**OBJECTIVE**
Copy every line in which the string "والسكك" occurs.

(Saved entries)
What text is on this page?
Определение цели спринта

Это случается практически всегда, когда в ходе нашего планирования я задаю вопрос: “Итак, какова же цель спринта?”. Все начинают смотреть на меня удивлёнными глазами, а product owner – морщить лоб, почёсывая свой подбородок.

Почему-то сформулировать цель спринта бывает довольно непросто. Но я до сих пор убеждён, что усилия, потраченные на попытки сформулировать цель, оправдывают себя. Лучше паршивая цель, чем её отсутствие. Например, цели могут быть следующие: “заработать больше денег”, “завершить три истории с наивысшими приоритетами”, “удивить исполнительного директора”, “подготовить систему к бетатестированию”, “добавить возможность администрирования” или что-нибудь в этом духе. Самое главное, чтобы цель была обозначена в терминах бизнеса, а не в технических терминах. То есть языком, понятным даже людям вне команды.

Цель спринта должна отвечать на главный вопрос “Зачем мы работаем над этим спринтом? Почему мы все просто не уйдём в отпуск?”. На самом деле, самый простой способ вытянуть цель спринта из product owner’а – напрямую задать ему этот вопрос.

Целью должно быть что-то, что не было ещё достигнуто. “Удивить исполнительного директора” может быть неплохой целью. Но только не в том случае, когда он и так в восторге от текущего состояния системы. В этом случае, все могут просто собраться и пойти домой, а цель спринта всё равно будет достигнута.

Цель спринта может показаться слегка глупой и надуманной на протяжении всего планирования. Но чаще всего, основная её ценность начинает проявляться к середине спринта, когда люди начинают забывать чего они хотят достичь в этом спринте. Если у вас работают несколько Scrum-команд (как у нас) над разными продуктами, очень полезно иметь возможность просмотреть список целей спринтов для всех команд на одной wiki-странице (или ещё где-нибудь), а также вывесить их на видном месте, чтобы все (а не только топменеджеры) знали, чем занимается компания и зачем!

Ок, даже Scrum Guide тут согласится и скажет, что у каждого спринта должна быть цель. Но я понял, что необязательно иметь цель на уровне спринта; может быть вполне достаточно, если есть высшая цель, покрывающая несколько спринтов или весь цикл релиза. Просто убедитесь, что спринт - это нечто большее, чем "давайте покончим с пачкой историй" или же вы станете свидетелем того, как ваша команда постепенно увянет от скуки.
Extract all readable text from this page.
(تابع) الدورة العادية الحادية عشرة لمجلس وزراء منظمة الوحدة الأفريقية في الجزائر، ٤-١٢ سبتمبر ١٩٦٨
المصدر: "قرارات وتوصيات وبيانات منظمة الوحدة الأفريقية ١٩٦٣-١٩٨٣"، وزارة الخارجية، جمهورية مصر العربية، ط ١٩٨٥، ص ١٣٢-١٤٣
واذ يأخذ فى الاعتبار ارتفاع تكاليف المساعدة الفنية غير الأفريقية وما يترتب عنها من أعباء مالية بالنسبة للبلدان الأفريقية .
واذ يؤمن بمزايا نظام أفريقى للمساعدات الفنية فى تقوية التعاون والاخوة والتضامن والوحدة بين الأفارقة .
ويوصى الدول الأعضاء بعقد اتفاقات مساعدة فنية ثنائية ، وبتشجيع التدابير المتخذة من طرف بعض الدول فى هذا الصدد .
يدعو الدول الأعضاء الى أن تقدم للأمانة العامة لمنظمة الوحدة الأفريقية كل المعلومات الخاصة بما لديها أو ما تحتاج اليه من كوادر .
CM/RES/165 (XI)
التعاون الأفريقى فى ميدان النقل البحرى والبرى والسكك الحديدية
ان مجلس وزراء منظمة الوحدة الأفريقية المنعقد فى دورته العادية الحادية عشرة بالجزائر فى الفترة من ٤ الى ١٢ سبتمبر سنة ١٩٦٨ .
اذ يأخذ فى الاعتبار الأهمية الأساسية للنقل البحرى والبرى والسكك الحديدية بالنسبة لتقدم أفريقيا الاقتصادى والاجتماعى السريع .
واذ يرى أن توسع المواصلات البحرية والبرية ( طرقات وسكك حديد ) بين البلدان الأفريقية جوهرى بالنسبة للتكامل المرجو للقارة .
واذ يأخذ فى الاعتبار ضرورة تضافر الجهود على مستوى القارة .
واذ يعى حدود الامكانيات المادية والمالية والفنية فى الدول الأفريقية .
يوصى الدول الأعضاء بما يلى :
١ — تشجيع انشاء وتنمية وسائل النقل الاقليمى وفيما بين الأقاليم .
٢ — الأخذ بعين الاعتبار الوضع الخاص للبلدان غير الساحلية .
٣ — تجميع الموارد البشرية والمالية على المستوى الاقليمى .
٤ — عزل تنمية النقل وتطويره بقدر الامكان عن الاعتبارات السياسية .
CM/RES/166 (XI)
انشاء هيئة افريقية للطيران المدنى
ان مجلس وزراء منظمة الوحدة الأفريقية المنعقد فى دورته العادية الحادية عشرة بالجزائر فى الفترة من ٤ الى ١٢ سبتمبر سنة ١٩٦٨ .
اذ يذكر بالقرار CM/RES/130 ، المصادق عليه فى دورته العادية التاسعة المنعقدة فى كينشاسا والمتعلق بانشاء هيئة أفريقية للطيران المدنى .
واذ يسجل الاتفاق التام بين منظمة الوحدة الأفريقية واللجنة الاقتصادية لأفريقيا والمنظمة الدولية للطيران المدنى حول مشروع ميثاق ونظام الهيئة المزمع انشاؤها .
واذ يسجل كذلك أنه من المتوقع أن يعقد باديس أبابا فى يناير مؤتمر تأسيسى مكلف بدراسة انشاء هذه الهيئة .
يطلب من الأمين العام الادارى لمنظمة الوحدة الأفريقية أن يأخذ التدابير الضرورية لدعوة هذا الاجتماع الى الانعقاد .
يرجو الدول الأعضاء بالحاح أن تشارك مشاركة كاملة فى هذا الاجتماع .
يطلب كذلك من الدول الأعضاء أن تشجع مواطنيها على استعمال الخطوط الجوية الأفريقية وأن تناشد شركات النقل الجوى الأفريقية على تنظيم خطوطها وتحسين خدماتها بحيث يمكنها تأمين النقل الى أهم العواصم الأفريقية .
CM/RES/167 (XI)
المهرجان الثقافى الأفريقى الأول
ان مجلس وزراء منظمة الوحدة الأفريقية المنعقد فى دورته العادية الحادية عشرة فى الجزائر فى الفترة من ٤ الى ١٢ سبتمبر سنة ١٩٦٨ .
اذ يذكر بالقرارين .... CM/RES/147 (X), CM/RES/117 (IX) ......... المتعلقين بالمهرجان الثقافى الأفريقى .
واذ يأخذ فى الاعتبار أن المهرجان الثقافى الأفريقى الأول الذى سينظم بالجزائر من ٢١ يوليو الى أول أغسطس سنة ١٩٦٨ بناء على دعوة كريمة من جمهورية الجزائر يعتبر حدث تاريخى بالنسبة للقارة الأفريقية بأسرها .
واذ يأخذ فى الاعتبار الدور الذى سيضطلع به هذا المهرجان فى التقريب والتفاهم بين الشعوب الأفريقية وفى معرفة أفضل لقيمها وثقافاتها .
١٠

**THE RESPONSE**
التعاون الأفريقى فى ميدان النقل البحرى والبرى والسكك الحديدية
اذ يأخذ فى الاعتبار الأهمية الأساسية للنقل البحرى والبرى والسكك الحديدية بالنسبة لتقدم أفريقيا الاقتصادى والاجتماعى السريع .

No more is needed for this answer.